§ Given information
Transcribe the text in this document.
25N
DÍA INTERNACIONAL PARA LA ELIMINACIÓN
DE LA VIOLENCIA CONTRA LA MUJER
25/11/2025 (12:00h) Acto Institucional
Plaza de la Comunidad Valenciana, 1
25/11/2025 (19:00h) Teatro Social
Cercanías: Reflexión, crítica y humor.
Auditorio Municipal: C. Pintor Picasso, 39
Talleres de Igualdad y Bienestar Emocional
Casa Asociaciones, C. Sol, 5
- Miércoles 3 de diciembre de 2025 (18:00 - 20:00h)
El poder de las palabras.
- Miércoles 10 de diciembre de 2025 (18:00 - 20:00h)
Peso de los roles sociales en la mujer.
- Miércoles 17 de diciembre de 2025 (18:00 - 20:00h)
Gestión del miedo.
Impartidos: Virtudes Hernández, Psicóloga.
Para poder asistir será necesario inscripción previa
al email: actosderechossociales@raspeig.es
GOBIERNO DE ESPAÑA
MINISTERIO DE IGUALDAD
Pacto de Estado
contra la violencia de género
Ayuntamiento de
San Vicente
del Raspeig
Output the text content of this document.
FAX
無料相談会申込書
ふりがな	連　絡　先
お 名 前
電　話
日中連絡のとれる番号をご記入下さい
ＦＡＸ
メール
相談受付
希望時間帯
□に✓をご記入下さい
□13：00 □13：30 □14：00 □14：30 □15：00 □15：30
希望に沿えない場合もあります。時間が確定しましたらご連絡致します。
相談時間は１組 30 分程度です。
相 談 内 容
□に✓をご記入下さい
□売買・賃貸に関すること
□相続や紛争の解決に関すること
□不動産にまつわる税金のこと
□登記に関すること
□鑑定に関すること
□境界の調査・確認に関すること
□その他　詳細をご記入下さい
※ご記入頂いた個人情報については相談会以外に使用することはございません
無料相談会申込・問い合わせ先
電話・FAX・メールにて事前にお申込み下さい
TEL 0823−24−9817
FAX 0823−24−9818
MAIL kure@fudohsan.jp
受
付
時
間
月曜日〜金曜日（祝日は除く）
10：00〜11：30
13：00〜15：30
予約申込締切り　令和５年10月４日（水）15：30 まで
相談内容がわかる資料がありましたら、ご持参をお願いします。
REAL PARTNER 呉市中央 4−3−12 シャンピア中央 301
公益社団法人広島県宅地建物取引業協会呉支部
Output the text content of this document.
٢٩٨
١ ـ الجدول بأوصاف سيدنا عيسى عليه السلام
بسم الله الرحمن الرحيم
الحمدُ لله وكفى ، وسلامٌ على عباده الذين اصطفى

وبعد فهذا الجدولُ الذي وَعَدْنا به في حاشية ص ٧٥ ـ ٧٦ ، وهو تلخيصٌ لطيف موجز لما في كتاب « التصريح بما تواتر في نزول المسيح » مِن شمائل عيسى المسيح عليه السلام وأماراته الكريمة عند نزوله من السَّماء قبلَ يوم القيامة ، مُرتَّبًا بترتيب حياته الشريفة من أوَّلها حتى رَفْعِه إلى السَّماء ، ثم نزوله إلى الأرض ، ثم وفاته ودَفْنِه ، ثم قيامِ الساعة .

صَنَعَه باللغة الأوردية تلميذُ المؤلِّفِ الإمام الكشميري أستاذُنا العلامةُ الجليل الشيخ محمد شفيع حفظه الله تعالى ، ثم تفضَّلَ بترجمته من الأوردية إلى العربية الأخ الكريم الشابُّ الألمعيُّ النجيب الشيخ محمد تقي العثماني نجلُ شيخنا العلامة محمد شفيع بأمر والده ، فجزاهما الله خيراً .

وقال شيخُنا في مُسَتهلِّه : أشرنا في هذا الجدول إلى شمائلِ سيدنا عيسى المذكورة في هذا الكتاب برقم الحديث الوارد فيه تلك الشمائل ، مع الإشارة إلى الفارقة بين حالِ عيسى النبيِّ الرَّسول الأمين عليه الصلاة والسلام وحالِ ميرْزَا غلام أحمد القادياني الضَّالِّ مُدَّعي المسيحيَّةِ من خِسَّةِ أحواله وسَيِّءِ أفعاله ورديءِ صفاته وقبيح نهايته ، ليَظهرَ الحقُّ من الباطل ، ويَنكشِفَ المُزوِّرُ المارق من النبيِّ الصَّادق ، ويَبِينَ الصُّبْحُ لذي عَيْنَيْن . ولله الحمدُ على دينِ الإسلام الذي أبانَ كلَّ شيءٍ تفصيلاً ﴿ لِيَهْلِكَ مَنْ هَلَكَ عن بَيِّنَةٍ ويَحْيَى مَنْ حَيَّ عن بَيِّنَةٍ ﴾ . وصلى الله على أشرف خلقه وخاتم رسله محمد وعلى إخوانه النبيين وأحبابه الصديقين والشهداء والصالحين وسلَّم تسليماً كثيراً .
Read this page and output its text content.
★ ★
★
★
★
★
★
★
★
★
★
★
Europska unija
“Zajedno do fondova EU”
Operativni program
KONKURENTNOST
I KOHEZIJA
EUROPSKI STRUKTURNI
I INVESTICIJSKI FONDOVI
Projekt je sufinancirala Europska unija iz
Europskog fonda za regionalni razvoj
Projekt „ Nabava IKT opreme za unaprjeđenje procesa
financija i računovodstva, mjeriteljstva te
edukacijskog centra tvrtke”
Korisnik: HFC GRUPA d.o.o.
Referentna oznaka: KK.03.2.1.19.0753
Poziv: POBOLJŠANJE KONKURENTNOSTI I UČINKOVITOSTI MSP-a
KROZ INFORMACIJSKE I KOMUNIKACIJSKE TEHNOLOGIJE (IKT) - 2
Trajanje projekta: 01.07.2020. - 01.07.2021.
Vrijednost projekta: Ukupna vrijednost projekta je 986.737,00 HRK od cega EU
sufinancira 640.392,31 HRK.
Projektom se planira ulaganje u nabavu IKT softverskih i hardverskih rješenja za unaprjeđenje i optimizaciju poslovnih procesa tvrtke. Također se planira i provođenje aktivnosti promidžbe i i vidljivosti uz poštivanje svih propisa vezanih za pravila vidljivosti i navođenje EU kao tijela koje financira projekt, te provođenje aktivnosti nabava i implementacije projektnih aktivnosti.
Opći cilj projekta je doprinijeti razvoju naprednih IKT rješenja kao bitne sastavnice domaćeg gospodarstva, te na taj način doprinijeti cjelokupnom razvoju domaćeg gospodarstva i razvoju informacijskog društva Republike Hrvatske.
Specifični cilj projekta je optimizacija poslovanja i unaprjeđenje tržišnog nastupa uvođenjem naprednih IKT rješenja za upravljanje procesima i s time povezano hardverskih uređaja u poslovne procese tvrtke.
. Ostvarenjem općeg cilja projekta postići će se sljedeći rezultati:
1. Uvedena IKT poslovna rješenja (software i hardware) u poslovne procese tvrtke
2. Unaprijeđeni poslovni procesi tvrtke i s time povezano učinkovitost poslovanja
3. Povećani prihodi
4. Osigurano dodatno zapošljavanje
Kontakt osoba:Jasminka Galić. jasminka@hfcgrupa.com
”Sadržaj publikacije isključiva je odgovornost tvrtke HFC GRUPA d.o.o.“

§ Exercise task
Output all of the material, please, exactly as it stands.

§ Solved problem
Transcribe the text in this document.
25N
DÍA INTERNACIONAL PARA LA ELIMINACIÓN
DE LA VIOLENCIA CONTRA LA MUJER
25/11/2025 (12:00h) Acto Institucional
Plaza de la Comunidad Valenciana, 1
25/11/2025 (19:00h) Teatro Social
Cercanías: Reflexión, crítica y humor.
Auditorio Municipal: C. Pintor Picasso, 39
Talleres de Igualdad y Bienestar Emocional
Casa Asociaciones, C. Sol, 5
- Miércoles 3 de diciembre de 2025 (18:00 - 20:00h)
El poder de las palabras.
- Miércoles 10 de diciembre de 2025 (18:00 - 20:00h)
Peso de los roles sociales en la mujer.
- Miércoles 17 de diciembre de 2025 (18:00 - 20:00h)
Gestión del miedo.
Impartidos: Virtudes Hernández, Psicóloga.
Para poder asistir será necesario inscripción previa
al email: actosderechossociales@raspeig.es
GOBIERNO DE ESPAÑA
MINISTERIO DE IGUALDAD
Pacto de Estado
contra la violencia de género
Ayuntamiento de
San Vicente
del Raspeig
Output the text content of this document.
FAX
無料相談会申込書
ふりがな	連　絡　先
お 名 前
電　話
日中連絡のとれる番号をご記入下さい
ＦＡＸ
メール
相談受付
希望時間帯
□に✓をご記入下さい
□13：00 □13：30 □14：00 □14：30 □15：00 □15：30
希望に沿えない場合もあります。時間が確定しましたらご連絡致します。
相談時間は１組 30 分程度です。
相 談 内 容
□に✓をご記入下さい
□売買・賃貸に関すること
□相続や紛争の解決に関すること
□不動産にまつわる税金のこと
□登記に関すること
□鑑定に関すること
□境界の調査・確認に関すること
□その他　詳細をご記入下さい
※ご記入頂いた個人情報については相談会以外に使用することはございません
無料相談会申込・問い合わせ先
電話・FAX・メールにて事前にお申込み下さい
TEL 0823−24−9817
FAX 0823−24−9818
MAIL kure@fudohsan.jp
受
付
時
間
月曜日〜金曜日（祝日は除く）
10：00〜11：30
13：00〜15：30
予約申込締切り　令和５年10月４日（水）15：30 まで
相談内容がわかる資料がありましたら、ご持参をお願いします。
REAL PARTNER 呉市中央 4−3−12 シャンピア中央 301
公益社団法人広島県宅地建物取引業協会呉支部
Output the text content of this document.
٢٩٨
١ ـ الجدول بأوصاف سيدنا عيسى عليه السلام
بسم الله الرحمن الرحيم
الحمدُ لله وكفى ، وسلامٌ على عباده الذين اصطفى

وبعد فهذا الجدولُ الذي وَعَدْنا به في حاشية ص ٧٥ ـ ٧٦ ، وهو تلخيصٌ لطيف موجز لما في كتاب « التصريح بما تواتر في نزول المسيح » مِن شمائل عيسى المسيح عليه السلام وأماراته الكريمة عند نزوله من السَّماء قبلَ يوم القيامة ، مُرتَّبًا بترتيب حياته الشريفة من أوَّلها حتى رَفْعِه إلى السَّماء ، ثم نزوله إلى الأرض ، ثم وفاته ودَفْنِه ، ثم قيامِ الساعة .

صَنَعَه باللغة الأوردية تلميذُ المؤلِّفِ الإمام الكشميري أستاذُنا العلامةُ الجليل الشيخ محمد شفيع حفظه الله تعالى ، ثم تفضَّلَ بترجمته من الأوردية إلى العربية الأخ الكريم الشابُّ الألمعيُّ النجيب الشيخ محمد تقي العثماني نجلُ شيخنا العلامة محمد شفيع بأمر والده ، فجزاهما الله خيراً .

وقال شيخُنا في مُسَتهلِّه : أشرنا في هذا الجدول إلى شمائلِ سيدنا عيسى المذكورة في هذا الكتاب برقم الحديث الوارد فيه تلك الشمائل ، مع الإشارة إلى الفارقة بين حالِ عيسى النبيِّ الرَّسول الأمين عليه الصلاة والسلام وحالِ ميرْزَا غلام أحمد القادياني الضَّالِّ مُدَّعي المسيحيَّةِ من خِسَّةِ أحواله وسَيِّءِ أفعاله ورديءِ صفاته وقبيح نهايته ، ليَظهرَ الحقُّ من الباطل ، ويَنكشِفَ المُزوِّرُ المارق من النبيِّ الصَّادق ، ويَبِينَ الصُّبْحُ لذي عَيْنَيْن . ولله الحمدُ على دينِ الإسلام الذي أبانَ كلَّ شيءٍ تفصيلاً ﴿ لِيَهْلِكَ مَنْ هَلَكَ عن بَيِّنَةٍ ويَحْيَى مَنْ حَيَّ عن بَيِّنَةٍ ﴾ . وصلى الله على أشرف خلقه وخاتم رسله محمد وعلى إخوانه النبيين وأحبابه الصديقين والشهداء والصالحين وسلَّم تسليماً كثيراً .
Read this page and output its text content.
★ ★
★
★
★
★
★
★
★
★
★
★
Europska unija
“Zajedno do fondova EU”
Operativni program
KONKURENTNOST
I KOHEZIJA
EUROPSKI STRUKTURNI
I INVESTICIJSKI FONDOVI
Projekt je sufinancirala Europska unija iz
Europskog fonda za regionalni razvoj
Projekt „ Nabava IKT opreme za unaprjeđenje procesa
financija i računovodstva, mjeriteljstva te
edukacijskog centra tvrtke”
Korisnik: HFC GRUPA d.o.o.
Referentna oznaka: KK.03.2.1.19.0753
Poziv: POBOLJŠANJE KONKURENTNOSTI I UČINKOVITOSTI MSP-a
KROZ INFORMACIJSKE I KOMUNIKACIJSKE TEHNOLOGIJE (IKT) - 2
Trajanje projekta: 01.07.2020. - 01.07.2021.
Vrijednost projekta: Ukupna vrijednost projekta je 986.737,00 HRK od cega EU
sufinancira 640.392,31 HRK.
Projektom se planira ulaganje u nabavu IKT softverskih i hardverskih rješenja za unaprjeđenje i optimizaciju poslovnih procesa tvrtke. Također se planira i provođenje aktivnosti promidžbe i i vidljivosti uz poštivanje svih propisa vezanih za pravila vidljivosti i navođenje EU kao tijela koje financira projekt, te provođenje aktivnosti nabava i implementacije projektnih aktivnosti.
Opći cilj projekta je doprinijeti razvoju naprednih IKT rješenja kao bitne sastavnice domaćeg gospodarstva, te na taj način doprinijeti cjelokupnom razvoju domaćeg gospodarstva i razvoju informacijskog društva Republike Hrvatske.
Specifični cilj projekta je optimizacija poslovanja i unaprjeđenje tržišnog nastupa uvođenjem naprednih IKT rješenja za upravljanje procesima i s time povezano hardverskih uređaja u poslovne procese tvrtke.
. Ostvarenjem općeg cilja projekta postići će se sljedeći rezultati:
1. Uvedena IKT poslovna rješenja (software i hardware) u poslovne procese tvrtke
2. Unaprijeđeni poslovni procesi tvrtke i s time povezano učinkovitost poslovanja
3. Povećani prihodi
4. Osigurano dodatno zapošljavanje
Kontakt osoba:Jasminka Galić. jasminka@hfcgrupa.com
”Sadržaj publikacije isključiva je odgovornost tvrtke HFC GRUPA d.o.o.“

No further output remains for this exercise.